▶ [Exercise aim]
Would you write out the entries below, every one of them, exactly?

▶ [Material for this task]

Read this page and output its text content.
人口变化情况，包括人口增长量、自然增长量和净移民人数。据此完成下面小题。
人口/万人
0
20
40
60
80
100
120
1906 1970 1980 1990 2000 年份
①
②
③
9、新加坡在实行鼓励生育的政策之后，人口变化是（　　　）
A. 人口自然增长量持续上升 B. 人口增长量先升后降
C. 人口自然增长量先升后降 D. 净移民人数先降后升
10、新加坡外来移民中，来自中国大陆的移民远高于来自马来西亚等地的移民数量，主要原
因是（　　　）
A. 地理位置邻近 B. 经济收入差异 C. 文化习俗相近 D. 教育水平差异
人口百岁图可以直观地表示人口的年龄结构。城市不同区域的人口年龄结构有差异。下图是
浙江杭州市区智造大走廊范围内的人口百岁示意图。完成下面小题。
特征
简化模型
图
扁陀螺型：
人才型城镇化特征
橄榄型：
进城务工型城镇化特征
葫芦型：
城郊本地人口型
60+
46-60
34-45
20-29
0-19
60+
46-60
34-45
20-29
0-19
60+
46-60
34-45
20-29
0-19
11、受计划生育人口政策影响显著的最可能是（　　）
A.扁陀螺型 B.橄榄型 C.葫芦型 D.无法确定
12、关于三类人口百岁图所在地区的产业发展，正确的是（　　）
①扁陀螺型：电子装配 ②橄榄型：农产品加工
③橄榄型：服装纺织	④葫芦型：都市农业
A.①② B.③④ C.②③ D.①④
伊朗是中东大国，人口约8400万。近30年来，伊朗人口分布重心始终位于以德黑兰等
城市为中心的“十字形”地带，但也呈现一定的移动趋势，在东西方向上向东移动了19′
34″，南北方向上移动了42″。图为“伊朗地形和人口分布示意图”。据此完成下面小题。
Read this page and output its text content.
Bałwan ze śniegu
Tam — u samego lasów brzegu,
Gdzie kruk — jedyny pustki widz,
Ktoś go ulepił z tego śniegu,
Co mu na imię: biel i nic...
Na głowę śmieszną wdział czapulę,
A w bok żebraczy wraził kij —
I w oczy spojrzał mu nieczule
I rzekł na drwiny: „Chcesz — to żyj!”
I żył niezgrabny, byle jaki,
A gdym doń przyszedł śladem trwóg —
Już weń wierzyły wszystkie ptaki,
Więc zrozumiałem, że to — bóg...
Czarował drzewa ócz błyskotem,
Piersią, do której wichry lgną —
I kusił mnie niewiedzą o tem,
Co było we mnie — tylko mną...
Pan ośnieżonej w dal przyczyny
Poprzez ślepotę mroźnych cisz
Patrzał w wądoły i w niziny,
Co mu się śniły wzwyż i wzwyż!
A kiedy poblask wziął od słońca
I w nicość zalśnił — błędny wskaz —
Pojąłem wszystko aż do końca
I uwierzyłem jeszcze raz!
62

▶ [Solution to this task]
Read this page and output its text content.
人口变化情况，包括人口增长量、自然增长量和净移民人数。据此完成下面小题。
人口/万人
0
20
40
60
80
100
120
1906 1970 1980 1990 2000 年份
①
②
③
9、新加坡在实行鼓励生育的政策之后，人口变化是（　　　）
A. 人口自然增长量持续上升 B. 人口增长量先升后降
C. 人口自然增长量先升后降 D. 净移民人数先降后升
10、新加坡外来移民中，来自中国大陆的移民远高于来自马来西亚等地的移民数量，主要原
因是（　　　）
A. 地理位置邻近 B. 经济收入差异 C. 文化习俗相近 D. 教育水平差异
人口百岁图可以直观地表示人口的年龄结构。城市不同区域的人口年龄结构有差异。下图是
浙江杭州市区智造大走廊范围内的人口百岁示意图。完成下面小题。
特征
简化模型
图
扁陀螺型：
人才型城镇化特征
橄榄型：
进城务工型城镇化特征
葫芦型：
城郊本地人口型
60+
46-60
34-45
20-29
0-19
60+
46-60
34-45
20-29
0-19
60+
46-60
34-45
20-29
0-19
11、受计划生育人口政策影响显著的最可能是（　　）
A.扁陀螺型 B.橄榄型 C.葫芦型 D.无法确定
12、关于三类人口百岁图所在地区的产业发展，正确的是（　　）
①扁陀螺型：电子装配 ②橄榄型：农产品加工
③橄榄型：服装纺织	④葫芦型：都市农业
A.①② B.③④ C.②③ D.①④
伊朗是中东大国，人口约8400万。近30年来，伊朗人口分布重心始终位于以德黑兰等
城市为中心的“十字形”地带，但也呈现一定的移动趋势，在东西方向上向东移动了19′
34″，南北方向上移动了42″。图为“伊朗地形和人口分布示意图”。据此完成下面小题。
Read this page and output its text content.
Bałwan ze śniegu
Tam — u samego lasów brzegu,
Gdzie kruk — jedyny pustki widz,
Ktoś go ulepił z tego śniegu,
Co mu na imię: biel i nic...
Na głowę śmieszną wdział czapulę,
A w bok żebraczy wraził kij —
I w oczy spojrzał mu nieczule
I rzekł na drwiny: „Chcesz — to żyj!”
I żył niezgrabny, byle jaki,
A gdym doń przyszedł śladem trwóg —
Już weń wierzyły wszystkie ptaki,
Więc zrozumiałem, że to — bóg...
Czarował drzewa ócz błyskotem,
Piersią, do której wichry lgną —
I kusił mnie niewiedzą o tem,
Co było we mnie — tylko mną...
Pan ośnieżonej w dal przyczyny
Poprzez ślepotę mroźnych cisz
Patrzał w wądoły i w niziny,
Co mu się śniły wzwyż i wzwyż!
A kiedy poblask wziął od słońca
I w nicość zalśnił — błędny wskaz —
Pojąłem wszystko aż do końca
I uwierzyłem jeszcze raz!
62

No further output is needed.